▶ **Written request**: Copy every line that contains the string "Large" from the entries below.

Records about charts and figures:

* Start *

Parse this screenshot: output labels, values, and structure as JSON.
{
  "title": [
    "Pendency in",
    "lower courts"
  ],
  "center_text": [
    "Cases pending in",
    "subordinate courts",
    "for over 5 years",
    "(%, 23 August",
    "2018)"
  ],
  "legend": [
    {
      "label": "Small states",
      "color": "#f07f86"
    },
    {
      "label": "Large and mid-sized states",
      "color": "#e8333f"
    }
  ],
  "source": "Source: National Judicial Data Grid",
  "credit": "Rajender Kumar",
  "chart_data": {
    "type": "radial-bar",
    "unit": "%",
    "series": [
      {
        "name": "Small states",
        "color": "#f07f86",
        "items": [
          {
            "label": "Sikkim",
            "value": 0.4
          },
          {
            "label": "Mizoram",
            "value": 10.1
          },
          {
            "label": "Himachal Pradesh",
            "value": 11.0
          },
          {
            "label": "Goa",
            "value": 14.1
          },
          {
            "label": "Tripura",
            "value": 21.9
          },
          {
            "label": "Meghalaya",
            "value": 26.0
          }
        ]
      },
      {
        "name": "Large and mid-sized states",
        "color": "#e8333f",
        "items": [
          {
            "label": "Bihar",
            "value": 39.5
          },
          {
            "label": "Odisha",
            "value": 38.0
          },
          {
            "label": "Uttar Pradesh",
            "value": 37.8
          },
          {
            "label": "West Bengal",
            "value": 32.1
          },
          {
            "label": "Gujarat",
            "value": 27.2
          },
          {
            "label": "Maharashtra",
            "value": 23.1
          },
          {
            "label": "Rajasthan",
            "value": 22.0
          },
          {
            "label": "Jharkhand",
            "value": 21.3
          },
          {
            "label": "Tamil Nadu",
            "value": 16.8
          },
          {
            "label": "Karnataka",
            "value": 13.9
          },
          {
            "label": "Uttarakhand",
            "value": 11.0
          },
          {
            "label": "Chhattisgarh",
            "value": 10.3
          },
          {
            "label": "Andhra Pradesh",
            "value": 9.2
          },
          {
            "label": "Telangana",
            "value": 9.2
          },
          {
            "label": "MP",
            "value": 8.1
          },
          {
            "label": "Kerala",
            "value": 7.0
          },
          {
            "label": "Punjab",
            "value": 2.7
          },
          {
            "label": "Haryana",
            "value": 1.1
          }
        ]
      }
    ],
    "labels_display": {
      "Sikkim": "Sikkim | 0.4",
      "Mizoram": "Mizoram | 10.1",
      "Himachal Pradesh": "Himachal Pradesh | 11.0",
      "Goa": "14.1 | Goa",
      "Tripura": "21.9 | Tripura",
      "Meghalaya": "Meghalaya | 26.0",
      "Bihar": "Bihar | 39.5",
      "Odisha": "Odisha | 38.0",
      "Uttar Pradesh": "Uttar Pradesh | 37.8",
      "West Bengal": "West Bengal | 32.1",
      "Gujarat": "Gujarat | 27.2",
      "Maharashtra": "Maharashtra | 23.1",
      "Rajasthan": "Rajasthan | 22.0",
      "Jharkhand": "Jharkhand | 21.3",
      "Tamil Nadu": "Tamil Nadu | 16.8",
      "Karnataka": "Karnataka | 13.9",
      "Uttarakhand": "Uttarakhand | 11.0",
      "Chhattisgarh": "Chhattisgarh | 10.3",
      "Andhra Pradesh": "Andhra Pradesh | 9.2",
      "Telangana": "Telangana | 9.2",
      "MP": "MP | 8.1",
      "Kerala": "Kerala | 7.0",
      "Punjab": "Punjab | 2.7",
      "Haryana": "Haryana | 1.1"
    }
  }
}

* End *

▶ **Reply**:
      "label": "Large and mid-sized states",
        "name": "Large and mid-sized states",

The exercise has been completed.